● **Description of the task**
Copy every one of the entries below line for line, without changing a character.

[Begin Records for this exercise]

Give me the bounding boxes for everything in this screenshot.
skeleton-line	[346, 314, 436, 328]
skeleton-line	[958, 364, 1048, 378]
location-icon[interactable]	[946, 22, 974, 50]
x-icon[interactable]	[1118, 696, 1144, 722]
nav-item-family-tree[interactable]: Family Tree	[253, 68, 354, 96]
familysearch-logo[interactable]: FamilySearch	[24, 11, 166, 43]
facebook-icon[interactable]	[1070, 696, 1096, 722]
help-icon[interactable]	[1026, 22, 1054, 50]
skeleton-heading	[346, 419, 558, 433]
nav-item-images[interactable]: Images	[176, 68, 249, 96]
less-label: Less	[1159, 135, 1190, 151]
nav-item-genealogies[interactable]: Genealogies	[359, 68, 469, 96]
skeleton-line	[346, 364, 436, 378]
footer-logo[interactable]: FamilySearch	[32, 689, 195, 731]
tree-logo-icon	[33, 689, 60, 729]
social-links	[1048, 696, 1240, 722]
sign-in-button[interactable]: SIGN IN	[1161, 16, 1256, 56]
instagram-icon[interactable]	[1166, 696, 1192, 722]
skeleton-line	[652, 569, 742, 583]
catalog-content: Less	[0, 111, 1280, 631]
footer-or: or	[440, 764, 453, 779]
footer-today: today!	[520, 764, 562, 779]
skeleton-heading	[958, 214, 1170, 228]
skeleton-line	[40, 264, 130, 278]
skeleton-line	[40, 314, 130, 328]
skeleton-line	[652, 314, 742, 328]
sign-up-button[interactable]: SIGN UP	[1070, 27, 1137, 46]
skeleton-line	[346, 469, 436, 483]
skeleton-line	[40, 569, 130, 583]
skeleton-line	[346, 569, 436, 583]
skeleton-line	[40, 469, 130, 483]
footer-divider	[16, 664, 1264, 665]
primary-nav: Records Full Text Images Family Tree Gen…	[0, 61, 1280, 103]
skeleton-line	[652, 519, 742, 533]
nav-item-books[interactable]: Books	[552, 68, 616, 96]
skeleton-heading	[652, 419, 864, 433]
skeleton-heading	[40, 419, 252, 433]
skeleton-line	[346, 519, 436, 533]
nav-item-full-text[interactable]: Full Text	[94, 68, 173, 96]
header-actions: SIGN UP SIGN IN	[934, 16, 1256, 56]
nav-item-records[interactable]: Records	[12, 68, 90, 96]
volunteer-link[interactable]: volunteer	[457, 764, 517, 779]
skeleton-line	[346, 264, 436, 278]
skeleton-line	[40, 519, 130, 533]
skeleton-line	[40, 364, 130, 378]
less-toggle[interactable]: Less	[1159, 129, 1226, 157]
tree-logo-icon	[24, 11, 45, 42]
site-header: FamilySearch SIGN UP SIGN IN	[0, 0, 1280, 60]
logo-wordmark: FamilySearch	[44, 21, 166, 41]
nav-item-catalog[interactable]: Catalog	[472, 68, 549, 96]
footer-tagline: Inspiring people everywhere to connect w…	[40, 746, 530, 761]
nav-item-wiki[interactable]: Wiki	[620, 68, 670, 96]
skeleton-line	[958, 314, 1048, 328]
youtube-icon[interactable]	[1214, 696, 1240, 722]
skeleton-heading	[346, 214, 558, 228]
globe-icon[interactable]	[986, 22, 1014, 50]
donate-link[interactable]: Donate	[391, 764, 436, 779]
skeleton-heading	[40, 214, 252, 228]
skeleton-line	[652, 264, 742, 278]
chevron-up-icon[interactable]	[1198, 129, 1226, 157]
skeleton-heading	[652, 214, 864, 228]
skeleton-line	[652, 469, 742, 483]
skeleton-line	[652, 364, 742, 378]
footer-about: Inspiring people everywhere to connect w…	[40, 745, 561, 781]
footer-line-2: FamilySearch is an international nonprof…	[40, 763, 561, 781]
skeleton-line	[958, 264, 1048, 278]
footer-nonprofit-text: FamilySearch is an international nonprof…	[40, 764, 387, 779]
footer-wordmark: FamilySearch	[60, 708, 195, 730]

[End Records for this exercise]

● **Result**
Give me the bounding boxes for everything in this screenshot.
skeleton-line	[346, 314, 436, 328]
skeleton-line	[958, 364, 1048, 378]
location-icon[interactable]	[946, 22, 974, 50]
x-icon[interactable]	[1118, 696, 1144, 722]
nav-item-family-tree[interactable]: Family Tree	[253, 68, 354, 96]
familysearch-logo[interactable]: FamilySearch	[24, 11, 166, 43]
facebook-icon[interactable]	[1070, 696, 1096, 722]
help-icon[interactable]	[1026, 22, 1054, 50]
skeleton-heading	[346, 419, 558, 433]
nav-item-images[interactable]: Images	[176, 68, 249, 96]
less-label: Less	[1159, 135, 1190, 151]
nav-item-genealogies[interactable]: Genealogies	[359, 68, 469, 96]
skeleton-line	[346, 364, 436, 378]
footer-logo[interactable]: FamilySearch	[32, 689, 195, 731]
tree-logo-icon	[33, 689, 60, 729]
social-links	[1048, 696, 1240, 722]
sign-in-button[interactable]: SIGN IN	[1161, 16, 1256, 56]
instagram-icon[interactable]	[1166, 696, 1192, 722]
skeleton-line	[652, 569, 742, 583]
catalog-content: Less	[0, 111, 1280, 631]
footer-or: or	[440, 764, 453, 779]
footer-today: today!	[520, 764, 562, 779]
skeleton-heading	[958, 214, 1170, 228]
skeleton-line	[40, 264, 130, 278]
skeleton-line	[40, 314, 130, 328]
skeleton-line	[652, 314, 742, 328]
sign-up-button[interactable]: SIGN UP	[1070, 27, 1137, 46]
skeleton-line	[346, 469, 436, 483]
skeleton-line	[40, 569, 130, 583]
skeleton-line	[346, 569, 436, 583]
skeleton-line	[40, 469, 130, 483]
footer-divider	[16, 664, 1264, 665]
primary-nav: Records Full Text Images Family Tree Gen…	[0, 61, 1280, 103]
skeleton-line	[652, 519, 742, 533]
nav-item-books[interactable]: Books	[552, 68, 616, 96]
skeleton-heading	[652, 419, 864, 433]
skeleton-heading	[40, 419, 252, 433]
skeleton-line	[346, 519, 436, 533]
nav-item-full-text[interactable]: Full Text	[94, 68, 173, 96]
header-actions: SIGN UP SIGN IN	[934, 16, 1256, 56]
nav-item-records[interactable]: Records	[12, 68, 90, 96]
volunteer-link[interactable]: volunteer	[457, 764, 517, 779]
skeleton-line	[346, 264, 436, 278]
skeleton-line	[40, 519, 130, 533]
skeleton-line	[40, 364, 130, 378]
less-toggle[interactable]: Less	[1159, 129, 1226, 157]
tree-logo-icon	[24, 11, 45, 42]
site-header: FamilySearch SIGN UP SIGN IN	[0, 0, 1280, 60]
logo-wordmark: FamilySearch	[44, 21, 166, 41]
nav-item-catalog[interactable]: Catalog	[472, 68, 549, 96]
footer-tagline: Inspiring people everywhere to connect w…	[40, 746, 530, 761]
nav-item-wiki[interactable]: Wiki	[620, 68, 670, 96]
skeleton-line	[958, 314, 1048, 328]
youtube-icon[interactable]	[1214, 696, 1240, 722]
skeleton-heading	[346, 214, 558, 228]
globe-icon[interactable]	[986, 22, 1014, 50]
donate-link[interactable]: Donate	[391, 764, 436, 779]
skeleton-heading	[40, 214, 252, 228]
skeleton-line	[652, 264, 742, 278]
chevron-up-icon[interactable]	[1198, 129, 1226, 157]
skeleton-heading	[652, 214, 864, 228]
skeleton-line	[652, 469, 742, 483]
skeleton-line	[652, 364, 742, 378]
footer-about: Inspiring people everywhere to connect w…	[40, 745, 561, 781]
footer-line-2: FamilySearch is an international nonprof…	[40, 763, 561, 781]
skeleton-line	[958, 264, 1048, 278]
footer-nonprofit-text: FamilySearch is an international nonprof…	[40, 764, 387, 779]
footer-wordmark: FamilySearch	[60, 708, 195, 730]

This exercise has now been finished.